— start of SOURCE TEXT —

I have been thinking a lot today about the weaponizing of Whiteness in our society. For those of you who might be wondering why I have capitalized the word, it is to differentiate white people from Whiteness because there is a difference worth noting. Whiteness has very little to do with the amount of melanin you have in your skin and even less to do with race. There is no White race, just like there is no Black race. A white person from Scotland has about as much in common with a white person from Norway as a black Jamaican person has in common with a black Nigerian. Whiteness’s capitalization is an attempt to draw attention to the vulgarity of White Supremacy, not imply white people share universal bigotry.
My day began with one of my students posting about a pair of teenagers being dragged over hot coals for a racist video they posted online. Since they are young, and I am a teacher, I do not want to draw more attention to the matter by citing names or giving links to the video. However, I will include the posts they made after the fact with the names redacted to illustrate my points.
It is difficult to say whether their choice to take these pictures was a strategic move to play into societal sympathy for “White tears.” Again, they are young. I cannot help thinking they posted these pictures out of subconscious instinct to use White tears as a tool of manipulation. They took close-up pictures of their light-coloured eyes, fat teardrops sliding down their pale skin.

— end of SOURCE TEXT —
— start of DATA IN THIS EXERCISE —

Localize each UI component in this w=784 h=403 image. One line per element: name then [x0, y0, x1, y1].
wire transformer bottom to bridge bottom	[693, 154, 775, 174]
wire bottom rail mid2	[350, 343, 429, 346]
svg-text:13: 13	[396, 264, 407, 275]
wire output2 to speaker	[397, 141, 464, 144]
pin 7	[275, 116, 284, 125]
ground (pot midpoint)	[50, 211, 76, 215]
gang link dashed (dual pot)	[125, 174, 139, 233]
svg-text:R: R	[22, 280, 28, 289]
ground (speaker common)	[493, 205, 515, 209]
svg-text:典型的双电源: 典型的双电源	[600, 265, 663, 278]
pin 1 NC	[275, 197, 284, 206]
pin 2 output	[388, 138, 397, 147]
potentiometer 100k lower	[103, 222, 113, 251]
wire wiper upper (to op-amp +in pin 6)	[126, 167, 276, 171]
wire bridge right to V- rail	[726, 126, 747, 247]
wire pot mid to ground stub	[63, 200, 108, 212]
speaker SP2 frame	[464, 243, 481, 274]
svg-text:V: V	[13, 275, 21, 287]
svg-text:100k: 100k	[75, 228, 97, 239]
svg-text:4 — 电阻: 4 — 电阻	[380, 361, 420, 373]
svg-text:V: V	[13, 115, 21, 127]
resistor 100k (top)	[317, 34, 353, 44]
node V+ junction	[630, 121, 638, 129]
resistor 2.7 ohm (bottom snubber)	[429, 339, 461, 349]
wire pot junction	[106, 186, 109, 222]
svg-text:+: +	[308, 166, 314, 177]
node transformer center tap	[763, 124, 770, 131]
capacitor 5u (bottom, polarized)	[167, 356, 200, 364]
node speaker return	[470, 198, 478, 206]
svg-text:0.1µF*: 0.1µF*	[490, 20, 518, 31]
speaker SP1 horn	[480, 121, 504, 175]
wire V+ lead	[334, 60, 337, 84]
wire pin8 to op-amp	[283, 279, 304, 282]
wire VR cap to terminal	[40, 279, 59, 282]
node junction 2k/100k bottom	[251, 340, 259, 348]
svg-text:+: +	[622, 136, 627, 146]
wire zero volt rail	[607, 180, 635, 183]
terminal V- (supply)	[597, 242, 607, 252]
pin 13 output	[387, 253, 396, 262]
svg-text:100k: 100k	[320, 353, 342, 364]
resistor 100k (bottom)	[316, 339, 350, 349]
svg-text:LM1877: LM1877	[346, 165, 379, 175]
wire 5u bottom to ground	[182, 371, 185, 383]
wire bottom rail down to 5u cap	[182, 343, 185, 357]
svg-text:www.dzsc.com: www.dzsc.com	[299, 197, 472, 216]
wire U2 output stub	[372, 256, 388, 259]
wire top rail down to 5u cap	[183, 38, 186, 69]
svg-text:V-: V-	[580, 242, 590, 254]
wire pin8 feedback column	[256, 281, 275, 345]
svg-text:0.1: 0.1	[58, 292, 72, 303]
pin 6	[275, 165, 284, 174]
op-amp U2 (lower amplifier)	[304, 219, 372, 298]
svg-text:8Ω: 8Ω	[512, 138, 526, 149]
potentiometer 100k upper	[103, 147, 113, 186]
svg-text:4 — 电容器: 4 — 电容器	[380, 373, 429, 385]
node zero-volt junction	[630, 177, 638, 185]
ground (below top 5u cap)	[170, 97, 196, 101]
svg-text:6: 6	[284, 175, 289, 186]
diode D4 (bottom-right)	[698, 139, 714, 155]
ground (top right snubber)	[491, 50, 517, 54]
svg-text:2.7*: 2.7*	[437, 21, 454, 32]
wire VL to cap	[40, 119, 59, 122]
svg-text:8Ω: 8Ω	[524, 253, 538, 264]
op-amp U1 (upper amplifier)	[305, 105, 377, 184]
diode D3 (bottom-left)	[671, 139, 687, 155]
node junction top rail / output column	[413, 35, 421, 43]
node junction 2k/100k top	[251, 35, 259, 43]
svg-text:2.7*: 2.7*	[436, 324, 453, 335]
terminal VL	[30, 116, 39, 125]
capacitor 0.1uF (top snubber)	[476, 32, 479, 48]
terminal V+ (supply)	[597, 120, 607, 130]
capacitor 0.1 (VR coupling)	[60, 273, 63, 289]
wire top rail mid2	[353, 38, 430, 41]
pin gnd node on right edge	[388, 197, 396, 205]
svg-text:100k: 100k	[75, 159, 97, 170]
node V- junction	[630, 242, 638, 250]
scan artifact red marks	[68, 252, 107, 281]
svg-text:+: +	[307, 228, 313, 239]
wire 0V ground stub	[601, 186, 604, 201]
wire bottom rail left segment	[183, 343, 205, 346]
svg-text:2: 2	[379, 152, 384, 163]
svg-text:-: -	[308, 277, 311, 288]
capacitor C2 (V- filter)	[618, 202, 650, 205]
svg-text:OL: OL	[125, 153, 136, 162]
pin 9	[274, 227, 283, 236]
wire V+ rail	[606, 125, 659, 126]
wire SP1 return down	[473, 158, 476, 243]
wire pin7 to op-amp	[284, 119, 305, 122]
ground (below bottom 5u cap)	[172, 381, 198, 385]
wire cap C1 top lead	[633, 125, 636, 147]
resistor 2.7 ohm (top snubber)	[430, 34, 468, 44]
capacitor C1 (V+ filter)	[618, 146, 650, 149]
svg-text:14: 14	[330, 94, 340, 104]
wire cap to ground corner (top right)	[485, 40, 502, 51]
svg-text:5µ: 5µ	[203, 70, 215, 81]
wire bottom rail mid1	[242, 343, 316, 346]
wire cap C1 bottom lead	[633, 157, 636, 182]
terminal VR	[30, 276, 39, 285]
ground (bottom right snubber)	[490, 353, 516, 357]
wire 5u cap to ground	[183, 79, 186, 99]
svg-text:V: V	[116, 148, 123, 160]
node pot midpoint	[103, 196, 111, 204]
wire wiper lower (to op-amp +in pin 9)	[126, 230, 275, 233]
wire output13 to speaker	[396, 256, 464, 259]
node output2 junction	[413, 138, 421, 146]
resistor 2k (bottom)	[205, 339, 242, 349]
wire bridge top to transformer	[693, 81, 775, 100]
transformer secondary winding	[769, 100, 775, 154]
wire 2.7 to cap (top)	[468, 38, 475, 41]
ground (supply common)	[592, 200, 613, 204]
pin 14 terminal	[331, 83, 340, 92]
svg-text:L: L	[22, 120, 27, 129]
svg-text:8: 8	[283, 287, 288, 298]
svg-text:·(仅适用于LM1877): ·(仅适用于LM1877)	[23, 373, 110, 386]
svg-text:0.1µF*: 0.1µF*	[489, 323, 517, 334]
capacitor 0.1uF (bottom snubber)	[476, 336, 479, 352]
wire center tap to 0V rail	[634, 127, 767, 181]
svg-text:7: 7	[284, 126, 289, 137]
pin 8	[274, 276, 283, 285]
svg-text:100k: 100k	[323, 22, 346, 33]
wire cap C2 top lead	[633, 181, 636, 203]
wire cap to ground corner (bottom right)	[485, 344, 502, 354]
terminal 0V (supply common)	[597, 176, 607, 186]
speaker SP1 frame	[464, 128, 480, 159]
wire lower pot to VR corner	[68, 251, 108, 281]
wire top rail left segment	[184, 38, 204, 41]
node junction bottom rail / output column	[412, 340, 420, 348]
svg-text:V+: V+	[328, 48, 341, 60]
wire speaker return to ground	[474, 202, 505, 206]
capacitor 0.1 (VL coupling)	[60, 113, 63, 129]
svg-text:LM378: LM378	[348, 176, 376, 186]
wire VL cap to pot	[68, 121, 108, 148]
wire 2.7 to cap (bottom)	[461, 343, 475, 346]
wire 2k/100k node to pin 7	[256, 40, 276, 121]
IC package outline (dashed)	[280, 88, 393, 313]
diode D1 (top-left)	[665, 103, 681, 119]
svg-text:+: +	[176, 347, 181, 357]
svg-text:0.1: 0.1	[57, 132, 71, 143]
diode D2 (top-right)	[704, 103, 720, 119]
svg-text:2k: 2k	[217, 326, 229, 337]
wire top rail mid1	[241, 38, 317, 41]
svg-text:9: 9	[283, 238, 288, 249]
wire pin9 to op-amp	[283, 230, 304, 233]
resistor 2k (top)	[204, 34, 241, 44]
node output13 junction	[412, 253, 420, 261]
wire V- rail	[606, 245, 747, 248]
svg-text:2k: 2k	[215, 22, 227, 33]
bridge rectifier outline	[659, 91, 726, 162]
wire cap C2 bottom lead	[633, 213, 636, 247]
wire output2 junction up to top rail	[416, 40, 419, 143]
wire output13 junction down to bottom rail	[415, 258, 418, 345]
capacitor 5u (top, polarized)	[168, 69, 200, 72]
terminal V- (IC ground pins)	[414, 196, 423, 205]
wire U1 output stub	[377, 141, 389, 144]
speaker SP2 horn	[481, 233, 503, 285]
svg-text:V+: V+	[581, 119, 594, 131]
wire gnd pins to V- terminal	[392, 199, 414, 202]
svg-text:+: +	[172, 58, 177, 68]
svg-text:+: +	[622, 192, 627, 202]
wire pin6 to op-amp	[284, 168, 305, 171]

— end of DATA IN THIS EXERCISE —

PROBLEMS AND TASKS:
1. In the listing, starting with its first line and going on through the line with "264, 407, 275]", swap "transformer" for "supply" and give those lines again with nothing else changed.
2. Write the next part of the piece on the weaponizing of Whiteness, picking up after its final sentence.

RESULTS FOR EACH TASK:
1.
Localize each UI component in this w=784 h=403 image. One line per element: name then [x0, y0, x1, y1].
wire supply bottom to bridge bottom	[693, 154, 775, 174]
wire bottom rail mid2	[350, 343, 429, 346]
svg-text:13: 13	[396, 264, 407, 275]

2.
The next thing I encountered during my scrolling on social media was that #Karen was trending. I will not redact names on these pictures because the people posting are not teenagers.
If you are not familiar with the comedian John Mulaney, there was a segment in one of his HBO specials that made a good point. If you compare two things and you cannot even say one of them out loud, that is the worse thing. Michelle B. Young posted on Twitter that White women weaponize their privilege, causing a divide within feminism. Some White women feminists seem to think there is a trickle-down effect with liberation, like a rising tide that will lift all boats. This is not the case. White women feminists’ failure to recognize their advocacy often only benefits people like themselves is the reason many women of colour have cut ties with traditional feminism.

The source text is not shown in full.